**Raw data**
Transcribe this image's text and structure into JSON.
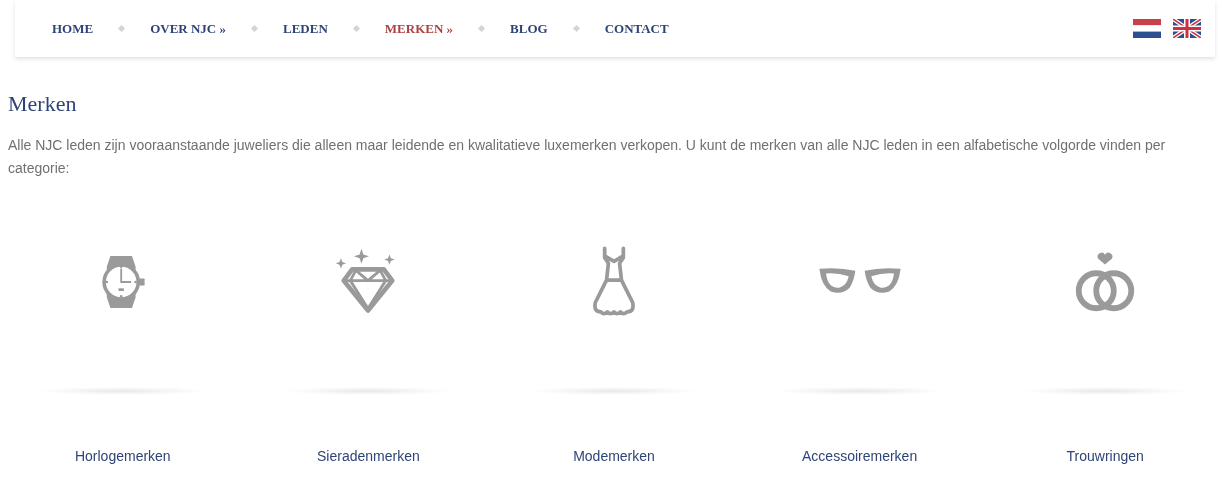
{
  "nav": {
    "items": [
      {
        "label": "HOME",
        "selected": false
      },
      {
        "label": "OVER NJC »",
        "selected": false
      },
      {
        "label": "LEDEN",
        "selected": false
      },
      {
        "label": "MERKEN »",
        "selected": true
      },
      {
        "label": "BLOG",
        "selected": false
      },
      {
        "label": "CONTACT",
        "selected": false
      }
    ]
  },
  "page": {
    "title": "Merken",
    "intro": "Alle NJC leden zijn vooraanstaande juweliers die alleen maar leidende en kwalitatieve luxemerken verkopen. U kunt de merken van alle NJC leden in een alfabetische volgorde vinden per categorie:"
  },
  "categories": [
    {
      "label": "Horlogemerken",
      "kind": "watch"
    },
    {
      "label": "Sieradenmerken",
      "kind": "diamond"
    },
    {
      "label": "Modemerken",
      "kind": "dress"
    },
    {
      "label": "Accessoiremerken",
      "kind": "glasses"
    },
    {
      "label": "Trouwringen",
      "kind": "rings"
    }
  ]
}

==

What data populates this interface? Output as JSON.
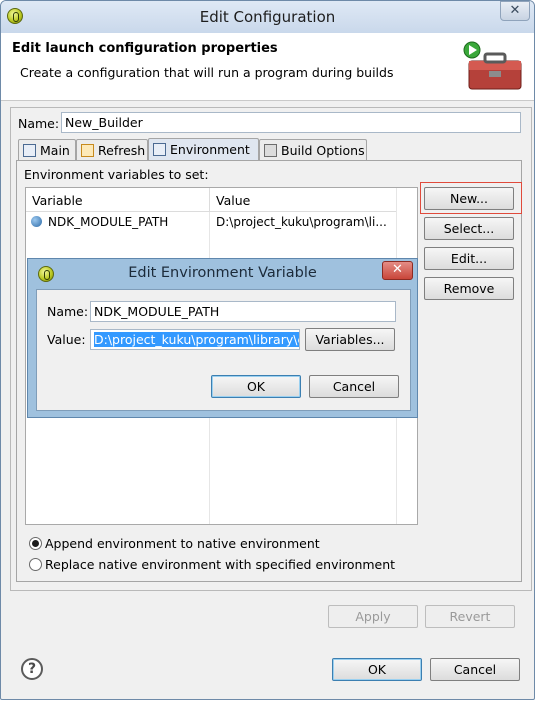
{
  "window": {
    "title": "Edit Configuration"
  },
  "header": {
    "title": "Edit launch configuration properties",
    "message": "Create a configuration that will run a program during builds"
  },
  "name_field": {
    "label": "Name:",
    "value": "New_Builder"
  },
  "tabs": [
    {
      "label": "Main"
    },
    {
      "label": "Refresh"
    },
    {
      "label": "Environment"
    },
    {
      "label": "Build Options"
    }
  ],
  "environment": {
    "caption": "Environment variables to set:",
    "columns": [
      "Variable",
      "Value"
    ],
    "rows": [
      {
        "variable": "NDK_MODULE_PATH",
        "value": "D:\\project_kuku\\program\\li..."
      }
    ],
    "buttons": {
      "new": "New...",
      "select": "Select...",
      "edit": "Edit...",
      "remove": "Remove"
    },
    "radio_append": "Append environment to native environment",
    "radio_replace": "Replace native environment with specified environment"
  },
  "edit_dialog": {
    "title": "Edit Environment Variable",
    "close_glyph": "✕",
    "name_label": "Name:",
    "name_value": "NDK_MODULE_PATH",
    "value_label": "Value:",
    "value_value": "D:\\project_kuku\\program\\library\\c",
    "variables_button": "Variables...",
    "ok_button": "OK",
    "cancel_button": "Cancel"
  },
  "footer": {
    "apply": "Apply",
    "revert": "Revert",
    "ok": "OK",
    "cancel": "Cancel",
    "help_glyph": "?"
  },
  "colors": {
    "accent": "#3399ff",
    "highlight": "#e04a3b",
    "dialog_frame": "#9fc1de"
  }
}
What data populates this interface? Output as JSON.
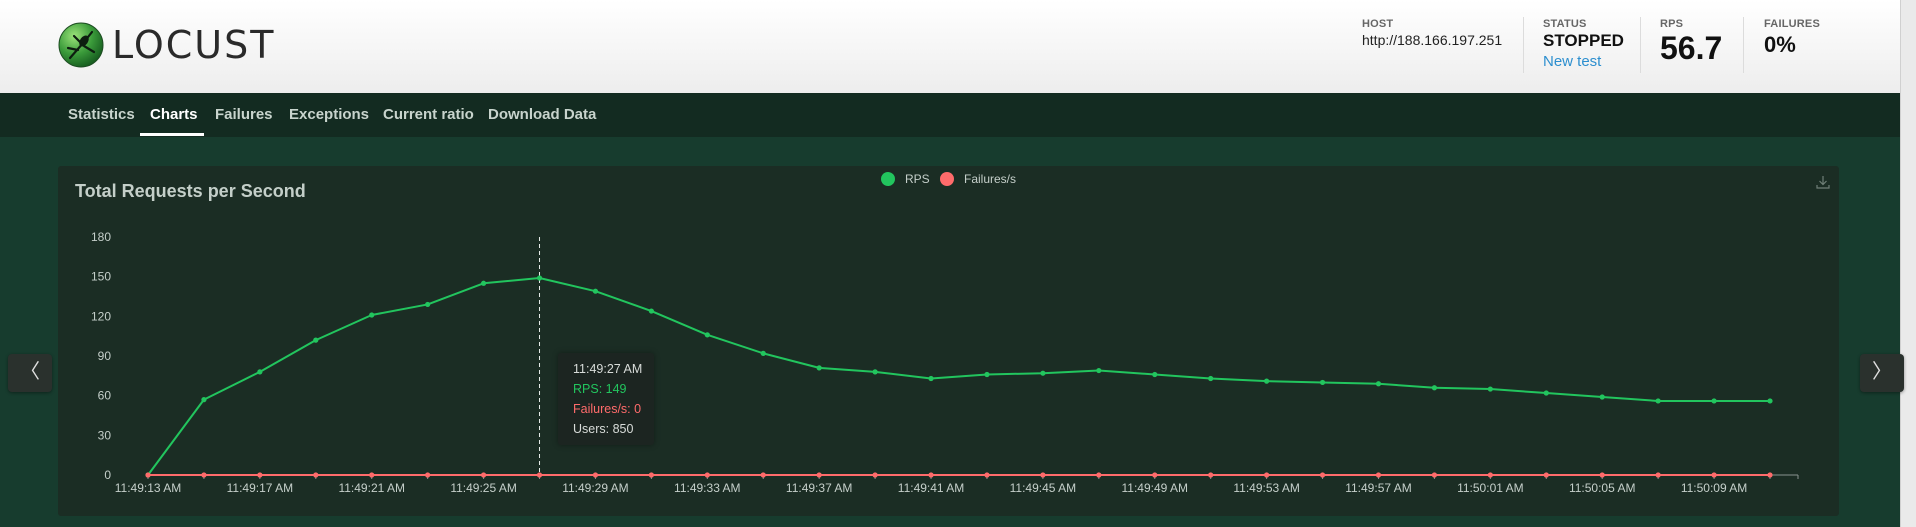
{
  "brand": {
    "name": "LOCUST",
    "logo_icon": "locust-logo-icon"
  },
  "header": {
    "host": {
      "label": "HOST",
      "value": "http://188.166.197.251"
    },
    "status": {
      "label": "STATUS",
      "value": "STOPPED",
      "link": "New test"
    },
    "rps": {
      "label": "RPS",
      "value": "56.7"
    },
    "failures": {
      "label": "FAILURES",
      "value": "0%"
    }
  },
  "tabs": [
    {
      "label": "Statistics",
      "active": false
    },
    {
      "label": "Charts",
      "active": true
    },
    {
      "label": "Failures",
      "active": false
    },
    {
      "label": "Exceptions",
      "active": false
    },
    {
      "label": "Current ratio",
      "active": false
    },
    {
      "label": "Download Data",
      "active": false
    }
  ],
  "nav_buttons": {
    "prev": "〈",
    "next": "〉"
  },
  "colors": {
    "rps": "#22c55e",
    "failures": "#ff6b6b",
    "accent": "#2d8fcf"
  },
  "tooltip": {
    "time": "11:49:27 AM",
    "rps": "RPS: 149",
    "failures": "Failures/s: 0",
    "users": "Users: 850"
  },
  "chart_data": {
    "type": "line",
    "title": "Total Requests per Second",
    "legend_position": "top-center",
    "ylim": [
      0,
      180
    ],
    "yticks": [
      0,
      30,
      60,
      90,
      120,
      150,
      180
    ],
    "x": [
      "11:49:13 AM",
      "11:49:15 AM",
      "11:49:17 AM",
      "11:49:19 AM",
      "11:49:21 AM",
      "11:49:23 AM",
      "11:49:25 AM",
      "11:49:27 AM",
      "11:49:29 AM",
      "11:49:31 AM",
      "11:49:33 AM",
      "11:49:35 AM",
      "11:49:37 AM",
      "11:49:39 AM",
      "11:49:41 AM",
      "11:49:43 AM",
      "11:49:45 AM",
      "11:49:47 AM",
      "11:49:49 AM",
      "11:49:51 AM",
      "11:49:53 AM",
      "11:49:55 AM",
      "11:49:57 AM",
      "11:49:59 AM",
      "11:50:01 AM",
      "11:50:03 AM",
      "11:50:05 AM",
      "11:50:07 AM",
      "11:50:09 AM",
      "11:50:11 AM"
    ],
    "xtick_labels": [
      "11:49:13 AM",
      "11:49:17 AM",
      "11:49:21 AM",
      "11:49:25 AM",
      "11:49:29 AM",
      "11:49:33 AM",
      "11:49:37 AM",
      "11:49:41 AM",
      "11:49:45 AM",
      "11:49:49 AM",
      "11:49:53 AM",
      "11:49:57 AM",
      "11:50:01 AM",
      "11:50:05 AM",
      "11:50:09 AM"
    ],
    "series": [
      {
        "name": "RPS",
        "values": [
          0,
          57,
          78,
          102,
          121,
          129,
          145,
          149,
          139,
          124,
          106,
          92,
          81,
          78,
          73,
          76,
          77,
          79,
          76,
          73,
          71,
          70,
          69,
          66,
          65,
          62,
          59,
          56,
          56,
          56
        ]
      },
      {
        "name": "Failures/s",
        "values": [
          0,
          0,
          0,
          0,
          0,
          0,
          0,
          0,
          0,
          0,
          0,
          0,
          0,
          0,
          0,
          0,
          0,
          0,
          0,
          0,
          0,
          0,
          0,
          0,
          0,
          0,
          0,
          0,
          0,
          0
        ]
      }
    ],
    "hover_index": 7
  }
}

**Exercise directions**
Copy out every line in the entries above that holds "Cancel".

**Answer for this exercise**
    "cancel_button": "Cancel"
    "cancel": "Cancel",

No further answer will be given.